Material for this task:
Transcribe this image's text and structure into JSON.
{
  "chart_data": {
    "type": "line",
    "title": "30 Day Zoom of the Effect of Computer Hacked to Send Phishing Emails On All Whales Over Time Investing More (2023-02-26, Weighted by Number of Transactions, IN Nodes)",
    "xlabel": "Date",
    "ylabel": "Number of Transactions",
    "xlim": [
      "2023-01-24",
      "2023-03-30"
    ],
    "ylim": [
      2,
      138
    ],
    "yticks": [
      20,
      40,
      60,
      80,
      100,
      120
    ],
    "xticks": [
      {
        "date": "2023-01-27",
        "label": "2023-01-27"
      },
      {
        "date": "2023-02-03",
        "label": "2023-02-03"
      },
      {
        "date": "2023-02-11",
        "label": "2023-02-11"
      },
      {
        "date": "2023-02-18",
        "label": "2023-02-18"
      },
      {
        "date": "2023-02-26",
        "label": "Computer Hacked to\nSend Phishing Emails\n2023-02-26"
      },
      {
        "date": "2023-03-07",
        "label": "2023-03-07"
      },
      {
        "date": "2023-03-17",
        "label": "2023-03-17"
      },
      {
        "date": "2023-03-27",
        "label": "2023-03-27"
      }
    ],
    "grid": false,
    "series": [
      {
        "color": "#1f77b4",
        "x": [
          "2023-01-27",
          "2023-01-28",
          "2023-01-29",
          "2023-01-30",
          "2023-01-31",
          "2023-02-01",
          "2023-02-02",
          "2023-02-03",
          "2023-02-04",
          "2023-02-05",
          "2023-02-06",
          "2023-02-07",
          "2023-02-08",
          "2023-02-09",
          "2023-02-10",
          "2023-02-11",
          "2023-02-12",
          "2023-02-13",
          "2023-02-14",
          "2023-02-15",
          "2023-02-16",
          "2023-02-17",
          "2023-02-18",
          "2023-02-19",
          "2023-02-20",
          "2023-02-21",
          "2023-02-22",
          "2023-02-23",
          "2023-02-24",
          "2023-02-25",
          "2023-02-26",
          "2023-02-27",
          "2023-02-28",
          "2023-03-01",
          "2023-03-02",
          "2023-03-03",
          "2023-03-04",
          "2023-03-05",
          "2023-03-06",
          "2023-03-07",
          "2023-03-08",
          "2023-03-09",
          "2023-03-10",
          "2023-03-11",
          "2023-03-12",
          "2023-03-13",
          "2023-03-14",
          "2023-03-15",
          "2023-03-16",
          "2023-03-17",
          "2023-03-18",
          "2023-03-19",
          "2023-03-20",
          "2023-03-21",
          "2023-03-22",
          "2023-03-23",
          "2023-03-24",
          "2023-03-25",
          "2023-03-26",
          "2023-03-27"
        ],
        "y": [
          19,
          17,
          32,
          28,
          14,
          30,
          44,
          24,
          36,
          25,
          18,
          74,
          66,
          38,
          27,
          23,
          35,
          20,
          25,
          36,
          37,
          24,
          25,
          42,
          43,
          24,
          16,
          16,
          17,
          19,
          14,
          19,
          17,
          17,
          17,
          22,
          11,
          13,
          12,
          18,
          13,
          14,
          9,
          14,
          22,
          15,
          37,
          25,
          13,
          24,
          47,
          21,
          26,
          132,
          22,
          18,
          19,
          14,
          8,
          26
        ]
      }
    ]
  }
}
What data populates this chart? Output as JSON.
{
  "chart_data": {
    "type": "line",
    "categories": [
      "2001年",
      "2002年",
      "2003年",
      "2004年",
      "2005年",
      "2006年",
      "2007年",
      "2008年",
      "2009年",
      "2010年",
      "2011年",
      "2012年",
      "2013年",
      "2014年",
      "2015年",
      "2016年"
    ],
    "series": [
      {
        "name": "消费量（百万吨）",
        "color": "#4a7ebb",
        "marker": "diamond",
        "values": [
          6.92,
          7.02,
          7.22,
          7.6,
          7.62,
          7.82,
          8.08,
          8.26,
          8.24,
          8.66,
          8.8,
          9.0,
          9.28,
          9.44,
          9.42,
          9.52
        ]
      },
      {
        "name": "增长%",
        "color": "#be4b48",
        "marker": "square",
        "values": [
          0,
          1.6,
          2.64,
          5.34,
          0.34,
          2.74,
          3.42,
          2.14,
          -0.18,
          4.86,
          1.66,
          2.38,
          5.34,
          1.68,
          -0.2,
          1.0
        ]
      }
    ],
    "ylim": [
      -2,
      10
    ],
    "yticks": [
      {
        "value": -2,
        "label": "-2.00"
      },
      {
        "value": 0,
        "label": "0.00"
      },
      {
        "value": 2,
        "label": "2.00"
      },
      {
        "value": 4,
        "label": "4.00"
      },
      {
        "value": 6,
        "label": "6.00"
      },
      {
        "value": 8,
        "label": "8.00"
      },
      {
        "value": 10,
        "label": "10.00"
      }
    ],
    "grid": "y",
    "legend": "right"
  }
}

Aim: Exact output of every entry is required.

Exercise output:
Transcribe this image's text and structure into JSON.
{
  "chart_data": {
    "type": "line",
    "title": "30 Day Zoom of the Effect of Computer Hacked to Send Phishing Emails On All Whales Over Time Investing More (2023-02-26, Weighted by Number of Transactions, IN Nodes)",
    "xlabel": "Date",
    "ylabel": "Number of Transactions",
    "xlim": [
      "2023-01-24",
      "2023-03-30"
    ],
    "ylim": [
      2,
      138
    ],
    "yticks": [
      20,
      40,
      60,
      80,
      100,
      120
    ],
    "xticks": [
      {
        "date": "2023-01-27",
        "label": "2023-01-27"
      },
      {
        "date": "2023-02-03",
        "label": "2023-02-03"
      },
      {
        "date": "2023-02-11",
        "label": "2023-02-11"
      },
      {
        "date": "2023-02-18",
        "label": "2023-02-18"
      },
      {
        "date": "2023-02-26",
        "label": "Computer Hacked to\nSend Phishing Emails\n2023-02-26"
      },
      {
        "date": "2023-03-07",
        "label": "2023-03-07"
      },
      {
        "date": "2023-03-17",
        "label": "2023-03-17"
      },
      {
        "date": "2023-03-27",
        "label": "2023-03-27"
      }
    ],
    "grid": false,
    "series": [
      {
        "color": "#1f77b4",
        "x": [
          "2023-01-27",
          "2023-01-28",
          "2023-01-29",
          "2023-01-30",
          "2023-01-31",
          "2023-02-01",
          "2023-02-02",
          "2023-02-03",
          "2023-02-04",
          "2023-02-05",
          "2023-02-06",
          "2023-02-07",
          "2023-02-08",
          "2023-02-09",
          "2023-02-10",
          "2023-02-11",
          "2023-02-12",
          "2023-02-13",
          "2023-02-14",
          "2023-02-15",
          "2023-02-16",
          "2023-02-17",
          "2023-02-18",
          "2023-02-19",
          "2023-02-20",
          "2023-02-21",
          "2023-02-22",
          "2023-02-23",
          "2023-02-24",
          "2023-02-25",
          "2023-02-26",
          "2023-02-27",
          "2023-02-28",
          "2023-03-01",
          "2023-03-02",
          "2023-03-03",
          "2023-03-04",
          "2023-03-05",
          "2023-03-06",
          "2023-03-07",
          "2023-03-08",
          "2023-03-09",
          "2023-03-10",
          "2023-03-11",
          "2023-03-12",
          "2023-03-13",
          "2023-03-14",
          "2023-03-15",
          "2023-03-16",
          "2023-03-17",
          "2023-03-18",
          "2023-03-19",
          "2023-03-20",
          "2023-03-21",
          "2023-03-22",
          "2023-03-23",
          "2023-03-24",
          "2023-03-25",
          "2023-03-26",
          "2023-03-27"
        ],
        "y": [
          19,
          17,
          32,
          28,
          14,
          30,
          44,
          24,
          36,
          25,
          18,
          74,
          66,
          38,
          27,
          23,
          35,
          20,
          25,
          36,
          37,
          24,
          25,
          42,
          43,
          24,
          16,
          16,
          17,
          19,
          14,
          19,
          17,
          17,
          17,
          22,
          11,
          13,
          12,
          18,
          13,
          14,
          9,
          14,
          22,
          15,
          37,
          25,
          13,
          24,
          47,
          21,
          26,
          132,
          22,
          18,
          19,
          14,
          8,
          26
        ]
      }
    ]
  }
}
What data populates this chart? Output as JSON.
{
  "chart_data": {
    "type": "line",
    "categories": [
      "2001年",
      "2002年",
      "2003年",
      "2004年",
      "2005年",
      "2006年",
      "2007年",
      "2008年",
      "2009年",
      "2010年",
      "2011年",
      "2012年",
      "2013年",
      "2014年",
      "2015年",
      "2016年"
    ],
    "series": [
      {
        "name": "消费量（百万吨）",
        "color": "#4a7ebb",
        "marker": "diamond",
        "values": [
          6.92,
          7.02,
          7.22,
          7.6,
          7.62,
          7.82,
          8.08,
          8.26,
          8.24,
          8.66,
          8.8,
          9.0,
          9.28,
          9.44,
          9.42,
          9.52
        ]
      },
      {
        "name": "增长%",
        "color": "#be4b48",
        "marker": "square",
        "values": [
          0,
          1.6,
          2.64,
          5.34,
          0.34,
          2.74,
          3.42,
          2.14,
          -0.18,
          4.86,
          1.66,
          2.38,
          5.34,
          1.68,
          -0.2,
          1.0
        ]
      }
    ],
    "ylim": [
      -2,
      10
    ],
    "yticks": [
      {
        "value": -2,
        "label": "-2.00"
      },
      {
        "value": 0,
        "label": "0.00"
      },
      {
        "value": 2,
        "label": "2.00"
      },
      {
        "value": 4,
        "label": "4.00"
      },
      {
        "value": 6,
        "label": "6.00"
      },
      {
        "value": 8,
        "label": "8.00"
      },
      {
        "value": 10,
        "label": "10.00"
      }
    ],
    "grid": "y",
    "legend": "right"
  }
}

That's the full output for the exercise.